[Begin Supplied information]

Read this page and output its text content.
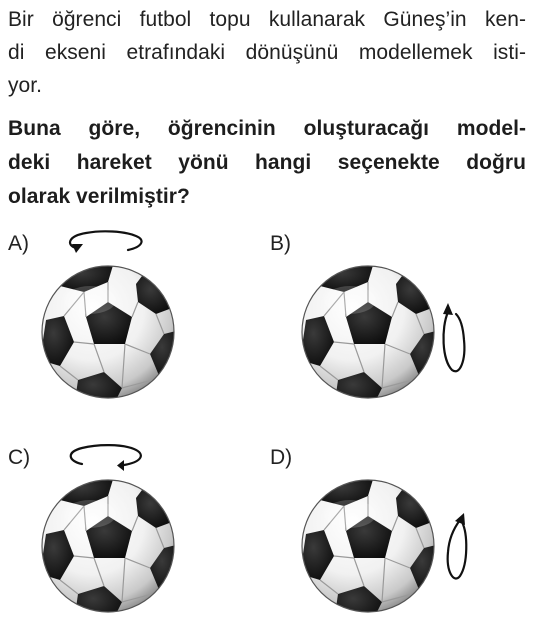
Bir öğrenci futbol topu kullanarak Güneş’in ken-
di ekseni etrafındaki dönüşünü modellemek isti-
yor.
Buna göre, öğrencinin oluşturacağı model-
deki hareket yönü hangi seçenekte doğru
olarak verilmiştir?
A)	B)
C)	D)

[End Supplied information]
[Begin Supplied information]

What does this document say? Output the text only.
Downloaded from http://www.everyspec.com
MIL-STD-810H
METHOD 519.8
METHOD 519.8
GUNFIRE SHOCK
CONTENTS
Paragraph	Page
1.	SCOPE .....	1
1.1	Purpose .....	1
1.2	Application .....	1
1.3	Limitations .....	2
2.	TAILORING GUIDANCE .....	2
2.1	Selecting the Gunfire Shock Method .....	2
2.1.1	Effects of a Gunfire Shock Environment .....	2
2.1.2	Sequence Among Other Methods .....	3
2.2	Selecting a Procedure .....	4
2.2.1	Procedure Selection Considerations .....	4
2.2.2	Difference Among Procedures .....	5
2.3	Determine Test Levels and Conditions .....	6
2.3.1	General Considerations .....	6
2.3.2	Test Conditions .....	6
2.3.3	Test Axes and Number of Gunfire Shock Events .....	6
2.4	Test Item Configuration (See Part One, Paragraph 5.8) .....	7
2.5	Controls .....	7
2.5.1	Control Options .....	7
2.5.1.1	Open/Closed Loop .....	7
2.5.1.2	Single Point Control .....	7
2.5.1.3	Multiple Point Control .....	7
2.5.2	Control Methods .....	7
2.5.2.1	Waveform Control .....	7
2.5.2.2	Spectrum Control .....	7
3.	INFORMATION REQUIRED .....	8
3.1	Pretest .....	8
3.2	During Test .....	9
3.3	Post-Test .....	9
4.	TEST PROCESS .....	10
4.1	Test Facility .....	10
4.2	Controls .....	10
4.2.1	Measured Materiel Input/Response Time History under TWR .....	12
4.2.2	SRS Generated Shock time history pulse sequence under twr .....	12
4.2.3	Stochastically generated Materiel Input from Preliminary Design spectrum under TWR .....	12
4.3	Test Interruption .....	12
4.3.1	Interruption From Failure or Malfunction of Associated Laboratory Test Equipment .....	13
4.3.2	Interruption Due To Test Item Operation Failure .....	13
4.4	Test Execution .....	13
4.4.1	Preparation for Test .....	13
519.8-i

[End Supplied information]
[Begin Supplied information]

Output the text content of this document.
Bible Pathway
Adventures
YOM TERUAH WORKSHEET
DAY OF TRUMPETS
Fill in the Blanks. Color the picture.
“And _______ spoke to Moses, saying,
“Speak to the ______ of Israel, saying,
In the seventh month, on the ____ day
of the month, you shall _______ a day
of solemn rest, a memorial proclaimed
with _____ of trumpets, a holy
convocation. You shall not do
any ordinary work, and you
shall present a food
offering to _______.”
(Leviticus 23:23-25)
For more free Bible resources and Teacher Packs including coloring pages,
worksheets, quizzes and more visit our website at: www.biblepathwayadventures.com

[End Supplied information]

• Stated problem: Go through the data and gather every line that holds "Failure".

• Complete answer:
4.3.1	Interruption From Failure or Malfunction of Associated Laboratory Test Equipment .....	13
4.3.2	Interruption Due To Test Item Operation Failure .....	13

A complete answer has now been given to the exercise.